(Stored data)
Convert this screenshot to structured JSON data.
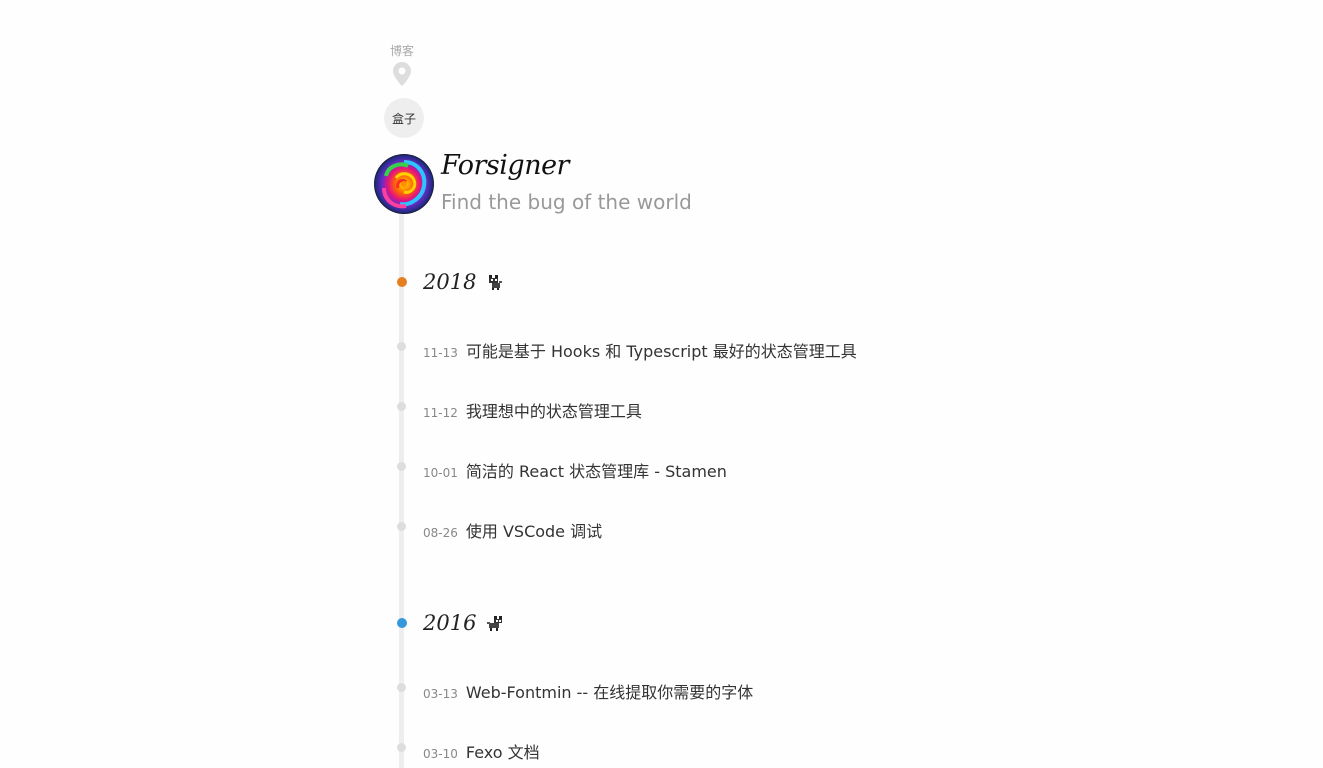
{
  "nav": {
    "blog_label": "博客",
    "box_label": "盒子"
  },
  "site": {
    "title": "Forsigner",
    "subtitle": "Find the bug of the world"
  },
  "years": [
    {
      "year": "2018",
      "dot_color": "#e67e22",
      "icon": "pixel-cat-icon",
      "posts": [
        {
          "date": "11-13",
          "title": "可能是基于 Hooks 和 Typescript 最好的状态管理工具"
        },
        {
          "date": "11-12",
          "title": "我理想中的状态管理工具"
        },
        {
          "date": "10-01",
          "title": "简洁的 React 状态管理库 - Stamen"
        },
        {
          "date": "08-26",
          "title": "使用 VSCode 调试"
        }
      ]
    },
    {
      "year": "2016",
      "dot_color": "#3498db",
      "icon": "pixel-cat-icon",
      "posts": [
        {
          "date": "03-13",
          "title": "Web-Fontmin -- 在线提取你需要的字体"
        },
        {
          "date": "03-10",
          "title": "Fexo 文档"
        }
      ]
    }
  ]
}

Given problem: In the records above, find each line that holds the word "date"; copy all such lines.

Reply:
          "date": "11-13",
          "date": "11-12",
          "date": "10-01",
          "date": "08-26",
          "date": "03-13",
          "date": "03-10",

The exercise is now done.